• _Your objective_
Take the material below and retype it in full; pictures are left out.

★ ★ ★

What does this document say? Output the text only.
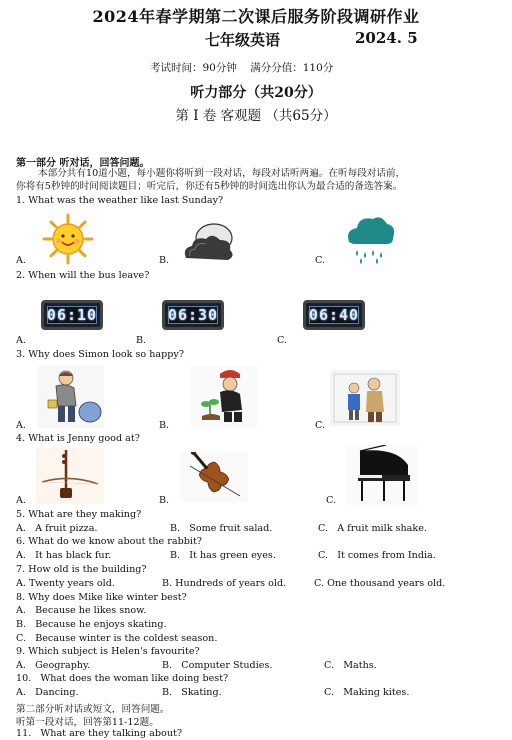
2024年春学期第二次课后服务阶段调研作业
七年级英语	2024. 5
考试时间：90分钟    满分分值：110分
听力部分（共20分）
第 I 卷 客观题 （共65分）
第一部分 听对话，回答问题。
本部分共有10道小题，每小题你将听到一段对话，每段对话听两遍。在听每段对话前，
你将有5秒钟的时间阅读题目；听完后，你还有5秒钟的时间选出你认为最合适的备选答案。
1. What was the weather like last Sunday?
A.	B.	C.
2. When will the bus leave?
06:10
A.
06:30
B.
06:40
C.
3. Why does Simon look so happy?
A.	B.	C.
4. What is Jenny good at?
A.	B.	C.
5. What are they making?
A.   A fruit pizza.	B.   Some fruit salad.	C.   A fruit milk shake.
6. What do we know about the rabbit?
A.   It has black fur.	B.   It has green eyes.	C.   It comes from India.
7. How old is the building?
A. Twenty years old.	B. Hundreds of years old.	C. One thousand years old.
8. Why does Mike like winter best?
A.   Because he likes snow.
B.   Because he enjoys skating.
C.   Because winter is the coldest season.
9. Which subject is Helen's favourite?
A.   Geography.	B.   Computer Studies.	C.   Maths.
10.   What does the woman like doing best?
A.   Dancing.	B.   Skating.	C.   Making kites.
第二部分听对话或短文，回答问题。
听第一段对话，回答第11-12题。
11.   What are they talking about?
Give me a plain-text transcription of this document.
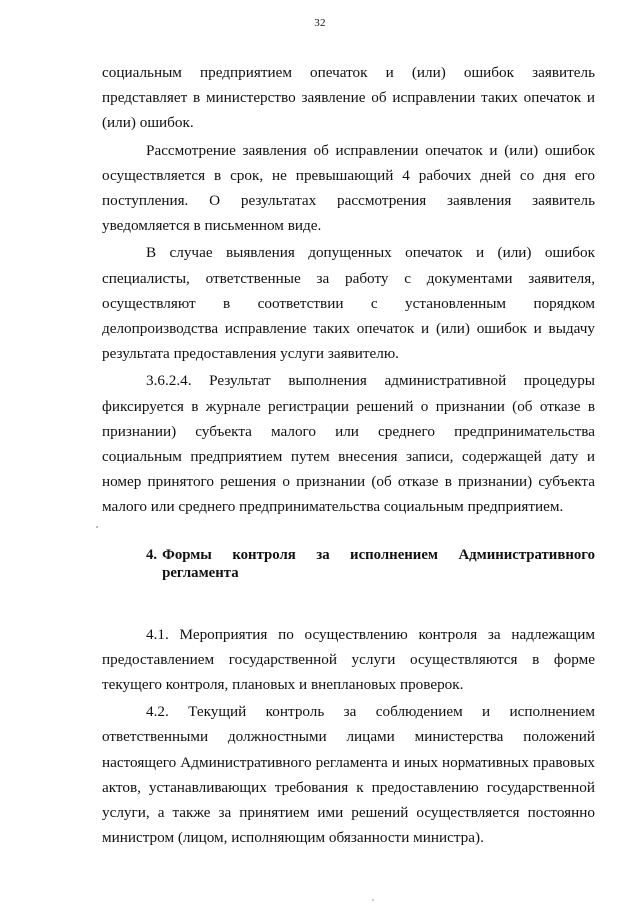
32

социальным предприятием опечаток и (или) ошибок заявитель представляет в министерство заявление об исправлении таких опечаток и (или) ошибок.

Рассмотрение заявления об исправлении опечаток и (или) ошибок осуществляется в срок, не превышающий 4 рабочих дней со дня его поступления. О результатах рассмотрения заявления заявитель уведомляется в письменном виде.

В случае выявления допущенных опечаток и (или) ошибок специалисты, ответственные за работу с документами заявителя, осуществляют в соответствии с установленным порядком делопроизводства исправление таких опечаток и (или) ошибок и выдачу результата предоставления услуги заявителю.

3.6.2.4. Результат выполнения административной процедуры фиксируется в журнале регистрации решений о признании (об отказе в признании) субъекта малого или среднего предпринимательства социальным предприятием путем внесения записи, содержащей дату и номер принятого решения о признании (об отказе в признании) субъекта малого или среднего предпринимательства социальным предприятием.

4. Формы контроля за исполнением Административного регламента

4.1. Мероприятия по осуществлению контроля за надлежащим предоставлением государственной услуги осуществляются в форме текущего контроля, плановых и внеплановых проверок.

4.2. Текущий контроль за соблюдением и исполнением ответственными должностными лицами министерства положений настоящего Административного регламента и иных нормативных правовых актов, устанавливающих требования к предоставлению государственной услуги, а также за принятием ими решений осуществляется постоянно министром (лицом, исполняющим обязанности министра).
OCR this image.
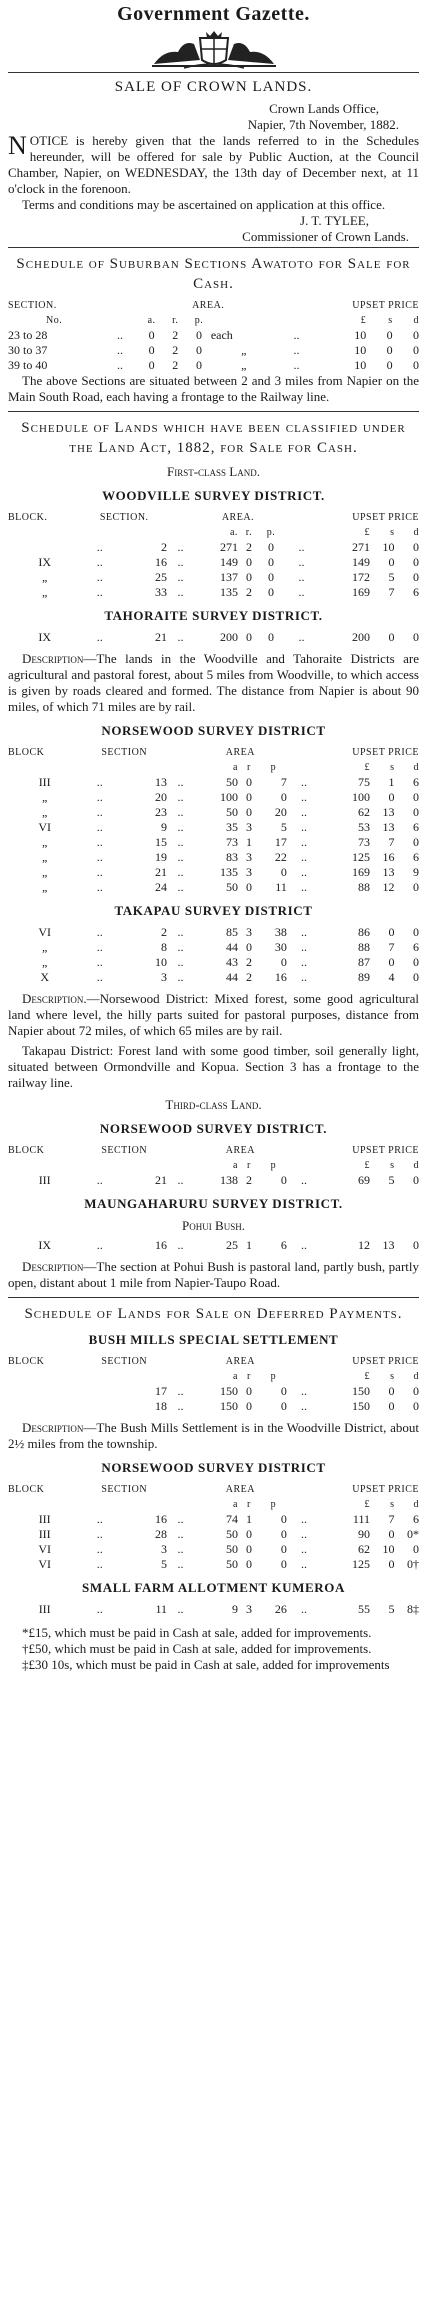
Government Gazette.
SALE OF CROWN LANDS.
Crown Lands Office,
Napier, 7th November, 1882.

NOTICE is hereby given that the lands referred to in the Schedules hereunder, will be offered for sale by Public Auction, at the Council Chamber, Napier, on WEDNESDAY, the 13th day of December next, at 11 o'clock in the forenoon.

Terms and conditions may be ascertained on application at this office.

J. T. TYLEE,
Commissioner of Crown Lands.
Schedule of Suburban Sections Awatoto for Sale for Cash.
SECTION.		AREA.					UPSET PRICE		
No.		a.	r.	p.			£	s	d
23 to 28	..	0	2	0	each	..	10	0	0
30 to 37	..	0	2	0	„	..	10	0	0
39 to 40	..	0	2	0	„	..	10	0	0

The above Sections are situated between 2 and 3 miles from Napier on the Main South Road, each having a frontage to the Railway line.

Schedule of Lands which have been classified under the Land Act, 1882, for Sale for Cash.
First-class Land.
WOODVILLE SURVEY DISTRICT.
BLOCK.	SECTION.			AREA.				UPSET PRICE		
				a.	r.	p.		£	s	d
	..	2	..	271	2	0	..	271	10	0
IX	..	16	..	149	0	0	..	149	0	0
„	..	25	..	137	0	0	..	172	5	0
„	..	33	..	135	2	0	..	169	7	6
TAHORAITE SURVEY DISTRICT.
IX	..	21	..	200	0	0	..	200	0	0

Description—The lands in the Woodville and Tahoraite Districts are agricultural and pastoral forest, about 5 miles from Woodville, to which access is given by roads cleared and formed. The distance from Napier is about 90 miles, of which 71 miles are by rail.

NORSEWOOD SURVEY DISTRICT
BLOCK	SECTION			AREA				UPSET PRICE		
				a	r	p		£	s	d
III	..	13	..	50	0	7	..	75	1	6
„	..	20	..	100	0	0	..	100	0	0
„	..	23	..	50	0	20	..	62	13	0
VI	..	9	..	35	3	5	..	53	13	6
„	..	15	..	73	1	17	..	73	7	0
„	..	19	..	83	3	22	..	125	16	6
„	..	21	..	135	3	0	..	169	13	9
„	..	24	..	50	0	11	..	88	12	0
TAKAPAU SURVEY DISTRICT
VI	..	2	..	85	3	38	..	86	0	0
„	..	8	..	44	0	30	..	88	7	6
„	..	10	..	43	2	0	..	87	0	0
X	..	3	..	44	2	16	..	89	4	0

Description.—Norsewood District: Mixed forest, some good agricultural land where level, the hilly parts suited for pastoral purposes, distance from Napier about 72 miles, of which 65 miles are by rail.

Takapau District: Forest land with some good timber, soil generally light, situated between Ormondville and Kopua. Section 3 has a frontage to the railway line.

Third-class Land.
NORSEWOOD SURVEY DISTRICT.
BLOCK	SECTION			AREA				UPSET PRICE		
				a	r	p		£	s	d
III	..	21	..	138	2	0	..	69	5	0
MAUNGAHARURU SURVEY DISTRICT.
Pohui Bush.
IX	..	16	..	25	1	6	..	12	13	0

Description—The section at Pohui Bush is pastoral land, partly bush, partly open, distant about 1 mile from Napier-Taupo Road.

Schedule of Lands for Sale on Deferred Payments.
BUSH MILLS SPECIAL SETTLEMENT
BLOCK	SECTION			AREA				UPSET PRICE		
				a	r	p		£	s	d
		17	..	150	0	0	..	150	0	0
		18	..	150	0	0	..	150	0	0

Description—The Bush Mills Settlement is in the Woodville District, about 2½ miles from the township.

NORSEWOOD SURVEY DISTRICT
BLOCK	SECTION			AREA				UPSET PRICE		
				a	r	p		£	s	d
III	..	16	..	74	1	0	..	111	7	6
III	..	28	..	50	0	0	..	90	0	0*
VI	..	3	..	50	0	0	..	62	10	0
VI	..	5	..	50	0	0	..	125	0	0†
SMALL FARM ALLOTMENT KUMEROA
III	..	11	..	9	3	26	..	55	5	8‡

*£15, which must be paid in Cash at sale, added for improvements.

†£50, which must be paid in Cash at sale, added for improvements.

‡£30 10s, which must be paid in Cash at sale, added for improvements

★ ★ ★

• _Finished task_
What does this document say? Output the text only.
2024年春学期第二次课后服务阶段调研作业
七年级英语	2024. 5
考试时间：90分钟    满分分值：110分
听力部分（共20分）
第 I 卷 客观题 （共65分）
第一部分 听对话，回答问题。
本部分共有10道小题，每小题你将听到一段对话，每段对话听两遍。在听每段对话前，
你将有5秒钟的时间阅读题目；听完后，你还有5秒钟的时间选出你认为最合适的备选答案。
1. What was the weather like last Sunday?
A.	B.	C.
2. When will the bus leave?
06:10
A.
06:30
B.
06:40
C.
3. Why does Simon look so happy?
A.	B.	C.
4. What is Jenny good at?
A.	B.	C.
5. What are they making?
A.   A fruit pizza.	B.   Some fruit salad.	C.   A fruit milk shake.
6. What do we know about the rabbit?
A.   It has black fur.	B.   It has green eyes.	C.   It comes from India.
7. How old is the building?
A. Twenty years old.	B. Hundreds of years old.	C. One thousand years old.
8. Why does Mike like winter best?
A.   Because he likes snow.
B.   Because he enjoys skating.
C.   Because winter is the coldest season.
9. Which subject is Helen's favourite?
A.   Geography.	B.   Computer Studies.	C.   Maths.
10.   What does the woman like doing best?
A.   Dancing.	B.   Skating.	C.   Making kites.
第二部分听对话或短文，回答问题。
听第一段对话，回答第11-12题。
11.   What are they talking about?
Give me a plain-text transcription of this document.
32

социальным предприятием опечаток и (или) ошибок заявитель представляет в министерство заявление об исправлении таких опечаток и (или) ошибок.

Рассмотрение заявления об исправлении опечаток и (или) ошибок осуществляется в срок, не превышающий 4 рабочих дней со дня его поступления. О результатах рассмотрения заявления заявитель уведомляется в письменном виде.

В случае выявления допущенных опечаток и (или) ошибок специалисты, ответственные за работу с документами заявителя, осуществляют в соответствии с установленным порядком делопроизводства исправление таких опечаток и (или) ошибок и выдачу результата предоставления услуги заявителю.

3.6.2.4. Результат выполнения административной процедуры фиксируется в журнале регистрации решений о признании (об отказе в признании) субъекта малого или среднего предпринимательства социальным предприятием путем внесения записи, содержащей дату и номер принятого решения о признании (об отказе в признании) субъекта малого или среднего предпринимательства социальным предприятием.

4. Формы контроля за исполнением Административного регламента

4.1. Мероприятия по осуществлению контроля за надлежащим предоставлением государственной услуги осуществляются в форме текущего контроля, плановых и внеплановых проверок.

4.2. Текущий контроль за соблюдением и исполнением ответственными должностными лицами министерства положений настоящего Административного регламента и иных нормативных правовых актов, устанавливающих требования к предоставлению государственной услуги, а также за принятием ими решений осуществляется постоянно министром (лицом, исполняющим обязанности министра).
OCR this image.
Government Gazette.
SALE OF CROWN LANDS.
Crown Lands Office,
Napier, 7th November, 1882.

NOTICE is hereby given that the lands referred to in the Schedules hereunder, will be offered for sale by Public Auction, at the Council Chamber, Napier, on WEDNESDAY, the 13th day of December next, at 11 o'clock in the forenoon.

Terms and conditions may be ascertained on application at this office.

J. T. TYLEE,
Commissioner of Crown Lands.
Schedule of Suburban Sections Awatoto for Sale for Cash.
SECTION.		AREA.					UPSET PRICE		
No.		a.	r.	p.			£	s	d
23 to 28	..	0	2	0	each	..	10	0	0
30 to 37	..	0	2	0	„	..	10	0	0
39 to 40	..	0	2	0	„	..	10	0	0

The above Sections are situated between 2 and 3 miles from Napier on the Main South Road, each having a frontage to the Railway line.

Schedule of Lands which have been classified under the Land Act, 1882, for Sale for Cash.
First-class Land.
WOODVILLE SURVEY DISTRICT.
BLOCK.	SECTION.			AREA.				UPSET PRICE		
				a.	r.	p.		£	s	d
	..	2	..	271	2	0	..	271	10	0
IX	..	16	..	149	0	0	..	149	0	0
„	..	25	..	137	0	0	..	172	5	0
„	..	33	..	135	2	0	..	169	7	6
TAHORAITE SURVEY DISTRICT.
IX	..	21	..	200	0	0	..	200	0	0

Description—The lands in the Woodville and Tahoraite Districts are agricultural and pastoral forest, about 5 miles from Woodville, to which access is given by roads cleared and formed. The distance from Napier is about 90 miles, of which 71 miles are by rail.

NORSEWOOD SURVEY DISTRICT
BLOCK	SECTION			AREA				UPSET PRICE		
				a	r	p		£	s	d
III	..	13	..	50	0	7	..	75	1	6
„	..	20	..	100	0	0	..	100	0	0
„	..	23	..	50	0	20	..	62	13	0
VI	..	9	..	35	3	5	..	53	13	6
„	..	15	..	73	1	17	..	73	7	0
„	..	19	..	83	3	22	..	125	16	6
„	..	21	..	135	3	0	..	169	13	9
„	..	24	..	50	0	11	..	88	12	0
TAKAPAU SURVEY DISTRICT
VI	..	2	..	85	3	38	..	86	0	0
„	..	8	..	44	0	30	..	88	7	6
„	..	10	..	43	2	0	..	87	0	0
X	..	3	..	44	2	16	..	89	4	0

Description.—Norsewood District: Mixed forest, some good agricultural land where level, the hilly parts suited for pastoral purposes, distance from Napier about 72 miles, of which 65 miles are by rail.

Takapau District: Forest land with some good timber, soil generally light, situated between Ormondville and Kopua. Section 3 has a frontage to the railway line.

Third-class Land.
NORSEWOOD SURVEY DISTRICT.
BLOCK	SECTION			AREA				UPSET PRICE		
				a	r	p		£	s	d
III	..	21	..	138	2	0	..	69	5	0
MAUNGAHARURU SURVEY DISTRICT.
Pohui Bush.
IX	..	16	..	25	1	6	..	12	13	0

Description—The section at Pohui Bush is pastoral land, partly bush, partly open, distant about 1 mile from Napier-Taupo Road.

Schedule of Lands for Sale on Deferred Payments.
BUSH MILLS SPECIAL SETTLEMENT
BLOCK	SECTION			AREA				UPSET PRICE		
				a	r	p		£	s	d
		17	..	150	0	0	..	150	0	0
		18	..	150	0	0	..	150	0	0

Description—The Bush Mills Settlement is in the Woodville District, about 2½ miles from the township.

NORSEWOOD SURVEY DISTRICT
BLOCK	SECTION			AREA				UPSET PRICE		
				a	r	p		£	s	d
III	..	16	..	74	1	0	..	111	7	6
III	..	28	..	50	0	0	..	90	0	0*
VI	..	3	..	50	0	0	..	62	10	0
VI	..	5	..	50	0	0	..	125	0	0†
SMALL FARM ALLOTMENT KUMEROA
III	..	11	..	9	3	26	..	55	5	8‡

*£15, which must be paid in Cash at sale, added for improvements.

†£50, which must be paid in Cash at sale, added for improvements.

‡£30 10s, which must be paid in Cash at sale, added for improvements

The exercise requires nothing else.